TASK BRIEF:
Can you continue the English alumni advice text below, starting right after its last sentence?

Recent English alums offer their advice:
Anne -Evan Kale '98
graduate student, University of California Berkeley
Chuck Hurley '96
former editor of the Dickinsonian, producer, Turner News Network
Marketing Consultant, The Gazette, Washington D.C.
Justin Oppelaar, '96
writer and researcher, Individual Investor Magazine, NYC
Jake Rashkind '95
English and Creative Writing teacher, Pennington School, NJ
Peace Corps volunteer in Chad, Africa, now in publishing in California
Anne -Evan Kale '98 — graduate student, University of California Berkeley: During my junior year, I began looking for a more solid way to connect my two academic obsessions, literature and education. During my work in the previous two years with the PEER program, I had developed both a love of teaching and of sharing my love for literature. I had also become painfully aware of the problems involved in teaching children a love for literature when basic literacy skills are not present. It was frustrating for me, as an educator, but even more so for the kids. I became even more concerned for the older students who struggled with reading, those who had apparently "fallen through the cracks." It was then that I began considering the work of reading specialists. With the help of the education department, I organized an internship with the reading specialist at Wilson Middle School, where I could study the characteristics of students who are labelled "good readers" and those who are labelled "struggling readers." I spent four months in seventh grade classrooms, observing student behavior, reviewing student work, and learning reading instruction strategies from a Master teacher. It was after this internship that I decided my own future lay in literacy instruction. After completing my BA in English, with a teaching credential, I have attended the University of California, Berkeley, where I have studied in the Language Literacy and Culture program in the School of Education, focusing on reading and language arts leadership. I am writing my thesis, based on original, self-directed, qualitative research, on the process of student-generated inquiry as it is seen in inquiry-based science compared to the reading process. In the fall I will teach full-time as a reading specialist, and in the future plan to pursue my PhD in Children's Literature, returning to my roots in literature, but again with a bend towards instructional uses and literacy education.
Chuck Hurley '96 — former editor of the
Dickinsonian, producer, Turner News Network: First, a word or two in general about the importance of internships.

DATA BLOCK:
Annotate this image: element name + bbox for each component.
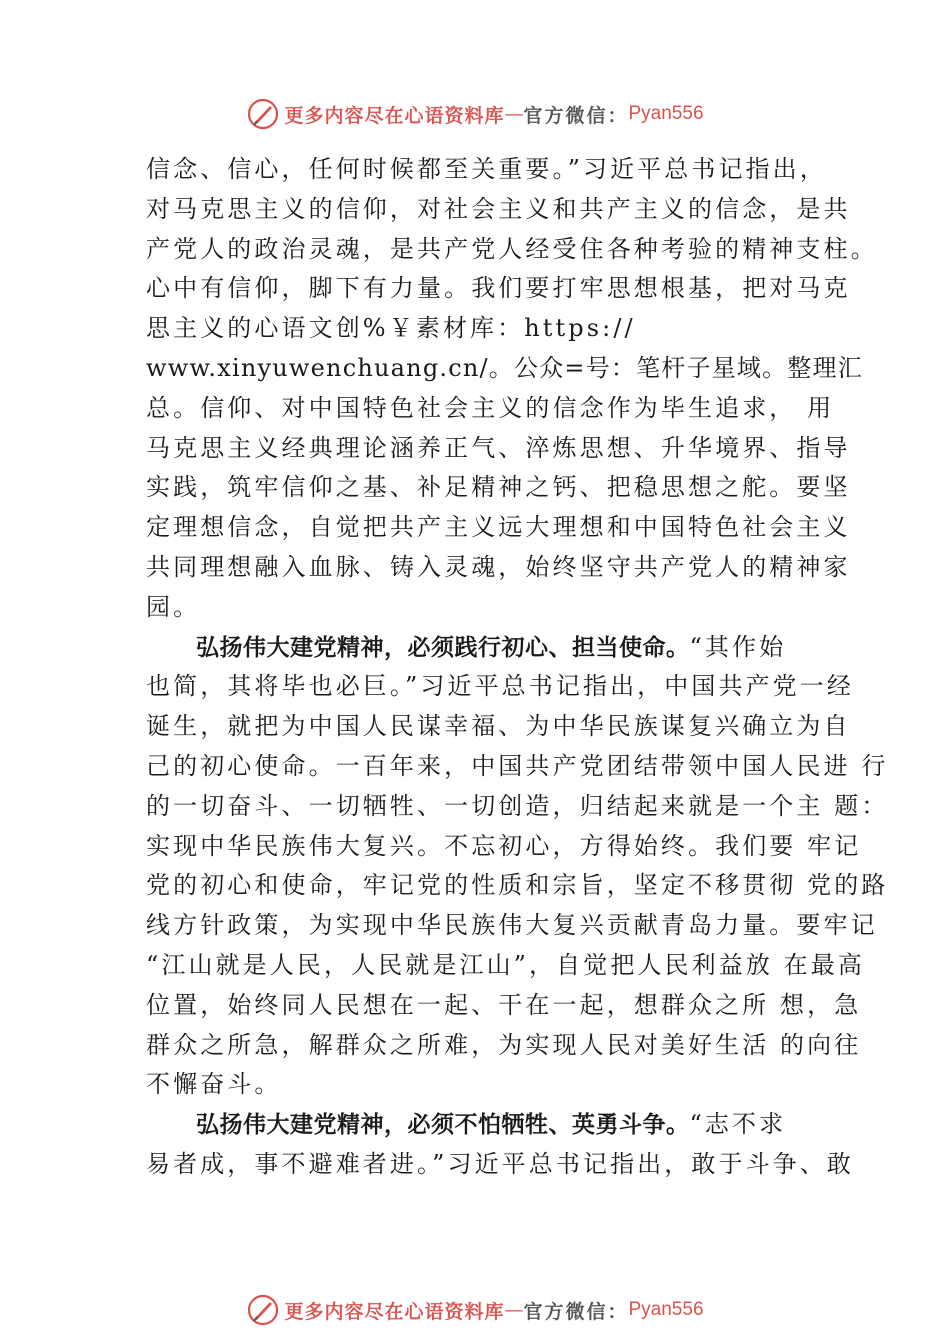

RESULT BELOW:
I can't stress enough how critical it is for today's graduate to have at
least one quality internship in the career field you wish to pursue.
Unless you are going on to graduate school, no one cares about your GPA or your extracurricular activities. What employers do care about is real world experience. And the only way you're going to get it before graduation is an internship.
My first internship was at the White House during the summer of 1995. And while I may not be the most famous person to intern during that time, the experience definitely helped me make a name for myself. I helped put together what they call the White House Daily News Report. Sound glamorous? Well, in reality it involved getting up at 2am, get into the office by 4am, and cut out newspaper articles and xerox them.
The truth is that you probably won't be doing any highly skilled tasks during
your internship. But the point is really to prove that you can handle working
in a professional work environment. It gives you
something to put on your resume.
My second internship was at The Sentinel newspaper in Carlisle. There I was able to write articles for the paper on a semi-regular basis. I was lucky in this regard. Many places will have you answering phones, sending faxes, and making copies. If that's the case, don't despair. It still will look better on paper than lifeguarding or working retail.
Lisa Goldman '95, Marketing Consultant, The Gazette, Washington D.C.: Creative writing has taken on a whole new meaning for me since Dickinson. Now when I do creative writing, it is mainly headlines and advertising copy. As a marketing consultant for a community newspaper, I am constantly shifting gears -- from information gatherer to trouble shooter to brainstormer to ad designer. I learn about new businesses and am challenged make their profits grow. When I meet a new customer, I do what we call a "marketing interview", which basically amounts to a needs analysis. I ask probing questions about their business goals, their customer base, their advertising history -- both successes and failures, etc. Armed with this information, I come up with marketing recommendations, which include several good ad designs. The goal for the ads is to accomplish two things 1) the ads must be well designed and creative, following the formula for store ad design that will get them noticed in a black and white newspaper; 2) they must capture the customer's message, image and goals for their business.
The consultative sales approach really brings out many of the skills I honed at Dickinson. I need to synthesize information and present it in a new, creative form. I delve into a large subject and narrow down themes and pertinent information, patterns and business solutions. And I get to do creative writing — only now it is aimed at getting the consumer's attention rather than the professor's feedback.
Justin Oppelaar, '96, writer and
researcher, Individual Investor Magazine, NYC: I went into the Dickinson internship at the beginning of my
senior year out of fear more than anything else. I knew I wanted to write
for a living, but that was about all I knew job-wise, and I was getting
Trying to distill my ambitions into something relatively profitable, I flipped
cursorily through the three-ring binders full of internship contacts and
career possibilities. It's a little frightening to think
about it now, but the page that finally caught my eye ended up shaping the direction of my entire professional life to date. It was a cub reporting gig at what is quite possibly the smallest
newspaper in the Cumberland Valley. The Valley Times-Star, in Newville, Pennsylvania, claimed a loyal readership of just under 3,000 and a staff of precisely one editor, one reporter and one office manager.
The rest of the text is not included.